THE EXERCISE: Repeat the listing in full, exactly as it stands.

** Begin EXERCISE INPUTS **

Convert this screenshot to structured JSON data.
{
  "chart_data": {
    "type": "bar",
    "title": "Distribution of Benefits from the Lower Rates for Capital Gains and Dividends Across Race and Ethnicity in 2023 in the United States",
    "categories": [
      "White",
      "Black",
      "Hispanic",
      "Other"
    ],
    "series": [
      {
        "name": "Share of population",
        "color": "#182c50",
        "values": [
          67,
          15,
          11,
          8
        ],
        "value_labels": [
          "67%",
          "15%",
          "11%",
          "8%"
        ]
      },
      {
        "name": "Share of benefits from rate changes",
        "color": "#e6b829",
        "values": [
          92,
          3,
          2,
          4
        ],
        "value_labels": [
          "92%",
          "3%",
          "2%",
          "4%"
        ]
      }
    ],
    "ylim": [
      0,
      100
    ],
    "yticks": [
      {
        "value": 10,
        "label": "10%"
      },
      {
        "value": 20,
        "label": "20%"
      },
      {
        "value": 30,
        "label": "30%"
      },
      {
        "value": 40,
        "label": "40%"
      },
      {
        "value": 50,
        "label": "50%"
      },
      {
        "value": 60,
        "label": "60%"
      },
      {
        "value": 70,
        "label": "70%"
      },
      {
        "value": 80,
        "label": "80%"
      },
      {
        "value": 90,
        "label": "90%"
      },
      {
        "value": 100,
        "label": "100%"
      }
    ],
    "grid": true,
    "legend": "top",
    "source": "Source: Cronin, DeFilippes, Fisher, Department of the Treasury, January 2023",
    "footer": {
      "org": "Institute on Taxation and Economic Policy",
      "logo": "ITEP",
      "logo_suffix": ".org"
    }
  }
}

** End EXERCISE INPUTS **

RESULT FOR THIS EXERCISE:
Convert this screenshot to structured JSON data.
{
  "chart_data": {
    "type": "bar",
    "title": "Distribution of Benefits from the Lower Rates for Capital Gains and Dividends Across Race and Ethnicity in 2023 in the United States",
    "categories": [
      "White",
      "Black",
      "Hispanic",
      "Other"
    ],
    "series": [
      {
        "name": "Share of population",
        "color": "#182c50",
        "values": [
          67,
          15,
          11,
          8
        ],
        "value_labels": [
          "67%",
          "15%",
          "11%",
          "8%"
        ]
      },
      {
        "name": "Share of benefits from rate changes",
        "color": "#e6b829",
        "values": [
          92,
          3,
          2,
          4
        ],
        "value_labels": [
          "92%",
          "3%",
          "2%",
          "4%"
        ]
      }
    ],
    "ylim": [
      0,
      100
    ],
    "yticks": [
      {
        "value": 10,
        "label": "10%"
      },
      {
        "value": 20,
        "label": "20%"
      },
      {
        "value": 30,
        "label": "30%"
      },
      {
        "value": 40,
        "label": "40%"
      },
      {
        "value": 50,
        "label": "50%"
      },
      {
        "value": 60,
        "label": "60%"
      },
      {
        "value": 70,
        "label": "70%"
      },
      {
        "value": 80,
        "label": "80%"
      },
      {
        "value": 90,
        "label": "90%"
      },
      {
        "value": 100,
        "label": "100%"
      }
    ],
    "grid": true,
    "legend": "top",
    "source": "Source: Cronin, DeFilippes, Fisher, Department of the Treasury, January 2023",
    "footer": {
      "org": "Institute on Taxation and Economic Policy",
      "logo": "ITEP",
      "logo_suffix": ".org"
    }
  }
}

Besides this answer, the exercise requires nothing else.